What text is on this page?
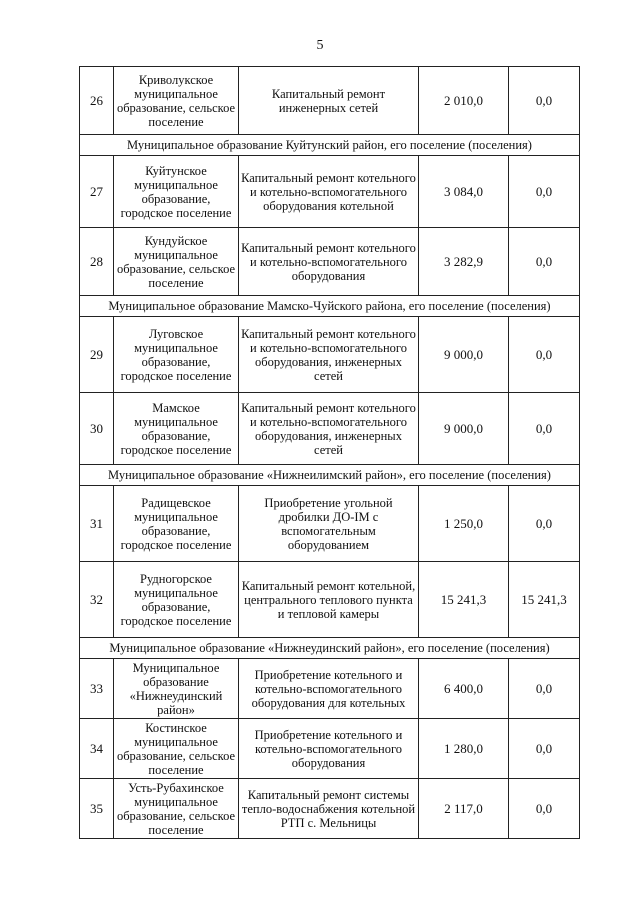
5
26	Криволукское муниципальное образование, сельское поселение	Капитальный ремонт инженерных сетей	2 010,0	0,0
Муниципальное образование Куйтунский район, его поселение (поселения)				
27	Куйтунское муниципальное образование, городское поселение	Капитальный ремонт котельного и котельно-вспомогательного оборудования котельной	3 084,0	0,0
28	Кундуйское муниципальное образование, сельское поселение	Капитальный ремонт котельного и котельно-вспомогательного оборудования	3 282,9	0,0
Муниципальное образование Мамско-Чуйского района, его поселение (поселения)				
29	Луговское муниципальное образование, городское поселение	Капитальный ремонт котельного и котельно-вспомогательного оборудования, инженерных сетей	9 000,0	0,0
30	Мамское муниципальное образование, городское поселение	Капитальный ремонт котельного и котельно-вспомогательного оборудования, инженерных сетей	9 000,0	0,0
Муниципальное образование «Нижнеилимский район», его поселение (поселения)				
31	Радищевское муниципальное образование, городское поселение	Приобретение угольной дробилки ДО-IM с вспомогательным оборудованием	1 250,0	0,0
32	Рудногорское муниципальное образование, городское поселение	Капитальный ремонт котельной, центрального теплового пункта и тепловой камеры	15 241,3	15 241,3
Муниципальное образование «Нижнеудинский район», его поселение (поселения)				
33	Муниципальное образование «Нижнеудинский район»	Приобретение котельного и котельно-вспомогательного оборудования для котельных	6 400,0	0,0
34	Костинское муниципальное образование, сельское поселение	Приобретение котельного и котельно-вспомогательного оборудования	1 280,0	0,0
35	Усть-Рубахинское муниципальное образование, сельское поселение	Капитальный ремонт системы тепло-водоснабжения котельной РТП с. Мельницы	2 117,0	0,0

_ _ _ _ _

Restate the full listing verbatim and drop every picture.

What text is on this page?
5
26	Криволукское муниципальное образование, сельское поселение	Капитальный ремонт инженерных сетей	2 010,0	0,0
Муниципальное образование Куйтунский район, его поселение (поселения)				
27	Куйтунское муниципальное образование, городское поселение	Капитальный ремонт котельного и котельно-вспомогательного оборудования котельной	3 084,0	0,0
28	Кундуйское муниципальное образование, сельское поселение	Капитальный ремонт котельного и котельно-вспомогательного оборудования	3 282,9	0,0
Муниципальное образование Мамско-Чуйского района, его поселение (поселения)				
29	Луговское муниципальное образование, городское поселение	Капитальный ремонт котельного и котельно-вспомогательного оборудования, инженерных сетей	9 000,0	0,0
30	Мамское муниципальное образование, городское поселение	Капитальный ремонт котельного и котельно-вспомогательного оборудования, инженерных сетей	9 000,0	0,0
Муниципальное образование «Нижнеилимский район», его поселение (поселения)				
31	Радищевское муниципальное образование, городское поселение	Приобретение угольной дробилки ДО-IM с вспомогательным оборудованием	1 250,0	0,0
32	Рудногорское муниципальное образование, городское поселение	Капитальный ремонт котельной, центрального теплового пункта и тепловой камеры	15 241,3	15 241,3
Муниципальное образование «Нижнеудинский район», его поселение (поселения)				
33	Муниципальное образование «Нижнеудинский район»	Приобретение котельного и котельно-вспомогательного оборудования для котельных	6 400,0	0,0
34	Костинское муниципальное образование, сельское поселение	Приобретение котельного и котельно-вспомогательного оборудования	1 280,0	0,0
35	Усть-Рубахинское муниципальное образование, сельское поселение	Капитальный ремонт системы тепло-водоснабжения котельной РТП с. Мельницы	2 117,0	0,0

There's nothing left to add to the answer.